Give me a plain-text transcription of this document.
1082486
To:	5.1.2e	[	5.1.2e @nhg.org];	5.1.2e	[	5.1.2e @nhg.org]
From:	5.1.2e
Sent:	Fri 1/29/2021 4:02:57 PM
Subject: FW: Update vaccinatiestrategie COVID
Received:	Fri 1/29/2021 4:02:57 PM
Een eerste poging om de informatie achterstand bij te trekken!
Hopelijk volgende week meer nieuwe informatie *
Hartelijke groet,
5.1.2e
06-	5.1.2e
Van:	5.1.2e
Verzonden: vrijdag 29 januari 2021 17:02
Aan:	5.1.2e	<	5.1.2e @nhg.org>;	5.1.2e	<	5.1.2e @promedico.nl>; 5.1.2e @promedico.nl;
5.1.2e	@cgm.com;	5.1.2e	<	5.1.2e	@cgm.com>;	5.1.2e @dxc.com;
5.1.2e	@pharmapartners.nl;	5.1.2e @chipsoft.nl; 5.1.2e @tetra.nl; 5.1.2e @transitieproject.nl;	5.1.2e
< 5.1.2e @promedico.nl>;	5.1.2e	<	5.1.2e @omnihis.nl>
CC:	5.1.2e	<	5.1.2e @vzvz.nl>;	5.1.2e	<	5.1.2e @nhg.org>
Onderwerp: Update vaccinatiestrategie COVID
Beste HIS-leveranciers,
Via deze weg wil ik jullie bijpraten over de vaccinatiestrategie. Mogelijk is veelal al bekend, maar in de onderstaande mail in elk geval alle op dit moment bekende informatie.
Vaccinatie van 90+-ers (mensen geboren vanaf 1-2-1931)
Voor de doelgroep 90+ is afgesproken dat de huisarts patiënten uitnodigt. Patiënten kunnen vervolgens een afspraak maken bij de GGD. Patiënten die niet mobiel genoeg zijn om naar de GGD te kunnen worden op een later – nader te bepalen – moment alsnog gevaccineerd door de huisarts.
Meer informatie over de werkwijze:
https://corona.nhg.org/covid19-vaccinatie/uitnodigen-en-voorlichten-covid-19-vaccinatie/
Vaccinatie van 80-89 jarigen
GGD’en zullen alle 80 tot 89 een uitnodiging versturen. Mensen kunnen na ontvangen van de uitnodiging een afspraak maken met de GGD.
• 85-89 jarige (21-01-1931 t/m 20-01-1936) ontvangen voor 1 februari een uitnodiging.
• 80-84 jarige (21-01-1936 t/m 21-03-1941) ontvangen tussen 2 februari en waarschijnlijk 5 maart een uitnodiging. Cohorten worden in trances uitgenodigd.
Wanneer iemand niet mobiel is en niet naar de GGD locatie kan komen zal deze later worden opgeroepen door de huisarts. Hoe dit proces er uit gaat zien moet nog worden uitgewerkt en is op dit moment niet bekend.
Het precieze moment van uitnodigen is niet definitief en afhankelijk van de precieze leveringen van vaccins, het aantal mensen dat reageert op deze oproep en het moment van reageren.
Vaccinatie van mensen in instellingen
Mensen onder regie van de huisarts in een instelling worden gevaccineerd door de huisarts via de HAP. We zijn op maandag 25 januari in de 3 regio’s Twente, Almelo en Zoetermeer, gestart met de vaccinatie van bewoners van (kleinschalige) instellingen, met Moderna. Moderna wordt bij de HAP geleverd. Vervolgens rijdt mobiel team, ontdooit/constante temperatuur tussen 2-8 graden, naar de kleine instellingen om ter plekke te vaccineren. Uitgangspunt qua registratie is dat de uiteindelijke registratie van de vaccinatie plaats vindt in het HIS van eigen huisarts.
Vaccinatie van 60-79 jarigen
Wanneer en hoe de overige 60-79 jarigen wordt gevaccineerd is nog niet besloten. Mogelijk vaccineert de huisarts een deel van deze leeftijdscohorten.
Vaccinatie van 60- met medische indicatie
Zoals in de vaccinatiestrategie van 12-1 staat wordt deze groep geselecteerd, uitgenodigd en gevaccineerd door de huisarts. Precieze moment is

→ **Work to complete**
Exactly as written, please output every entry.

→ **Final result**
Give me a plain-text transcription of this document.
1082486
To:	5.1.2e	[	5.1.2e @nhg.org];	5.1.2e	[	5.1.2e @nhg.org]
From:	5.1.2e
Sent:	Fri 1/29/2021 4:02:57 PM
Subject: FW: Update vaccinatiestrategie COVID
Received:	Fri 1/29/2021 4:02:57 PM
Een eerste poging om de informatie achterstand bij te trekken!
Hopelijk volgende week meer nieuwe informatie *
Hartelijke groet,
5.1.2e
06-	5.1.2e
Van:	5.1.2e
Verzonden: vrijdag 29 januari 2021 17:02
Aan:	5.1.2e	<	5.1.2e @nhg.org>;	5.1.2e	<	5.1.2e @promedico.nl>; 5.1.2e @promedico.nl;
5.1.2e	@cgm.com;	5.1.2e	<	5.1.2e	@cgm.com>;	5.1.2e @dxc.com;
5.1.2e	@pharmapartners.nl;	5.1.2e @chipsoft.nl; 5.1.2e @tetra.nl; 5.1.2e @transitieproject.nl;	5.1.2e
< 5.1.2e @promedico.nl>;	5.1.2e	<	5.1.2e @omnihis.nl>
CC:	5.1.2e	<	5.1.2e @vzvz.nl>;	5.1.2e	<	5.1.2e @nhg.org>
Onderwerp: Update vaccinatiestrategie COVID
Beste HIS-leveranciers,
Via deze weg wil ik jullie bijpraten over de vaccinatiestrategie. Mogelijk is veelal al bekend, maar in de onderstaande mail in elk geval alle op dit moment bekende informatie.
Vaccinatie van 90+-ers (mensen geboren vanaf 1-2-1931)
Voor de doelgroep 90+ is afgesproken dat de huisarts patiënten uitnodigt. Patiënten kunnen vervolgens een afspraak maken bij de GGD. Patiënten die niet mobiel genoeg zijn om naar de GGD te kunnen worden op een later – nader te bepalen – moment alsnog gevaccineerd door de huisarts.
Meer informatie over de werkwijze:
https://corona.nhg.org/covid19-vaccinatie/uitnodigen-en-voorlichten-covid-19-vaccinatie/
Vaccinatie van 80-89 jarigen
GGD’en zullen alle 80 tot 89 een uitnodiging versturen. Mensen kunnen na ontvangen van de uitnodiging een afspraak maken met de GGD.
• 85-89 jarige (21-01-1931 t/m 20-01-1936) ontvangen voor 1 februari een uitnodiging.
• 80-84 jarige (21-01-1936 t/m 21-03-1941) ontvangen tussen 2 februari en waarschijnlijk 5 maart een uitnodiging. Cohorten worden in trances uitgenodigd.
Wanneer iemand niet mobiel is en niet naar de GGD locatie kan komen zal deze later worden opgeroepen door de huisarts. Hoe dit proces er uit gaat zien moet nog worden uitgewerkt en is op dit moment niet bekend.
Het precieze moment van uitnodigen is niet definitief en afhankelijk van de precieze leveringen van vaccins, het aantal mensen dat reageert op deze oproep en het moment van reageren.
Vaccinatie van mensen in instellingen
Mensen onder regie van de huisarts in een instelling worden gevaccineerd door de huisarts via de HAP. We zijn op maandag 25 januari in de 3 regio’s Twente, Almelo en Zoetermeer, gestart met de vaccinatie van bewoners van (kleinschalige) instellingen, met Moderna. Moderna wordt bij de HAP geleverd. Vervolgens rijdt mobiel team, ontdooit/constante temperatuur tussen 2-8 graden, naar de kleine instellingen om ter plekke te vaccineren. Uitgangspunt qua registratie is dat de uiteindelijke registratie van de vaccinatie plaats vindt in het HIS van eigen huisarts.
Vaccinatie van 60-79 jarigen
Wanneer en hoe de overige 60-79 jarigen wordt gevaccineerd is nog niet besloten. Mogelijk vaccineert de huisarts een deel van deze leeftijdscohorten.
Vaccinatie van 60- met medische indicatie
Zoals in de vaccinatiestrategie van 12-1 staat wordt deze groep geselecteerd, uitgenodigd en gevaccineerd door de huisarts. Precieze moment is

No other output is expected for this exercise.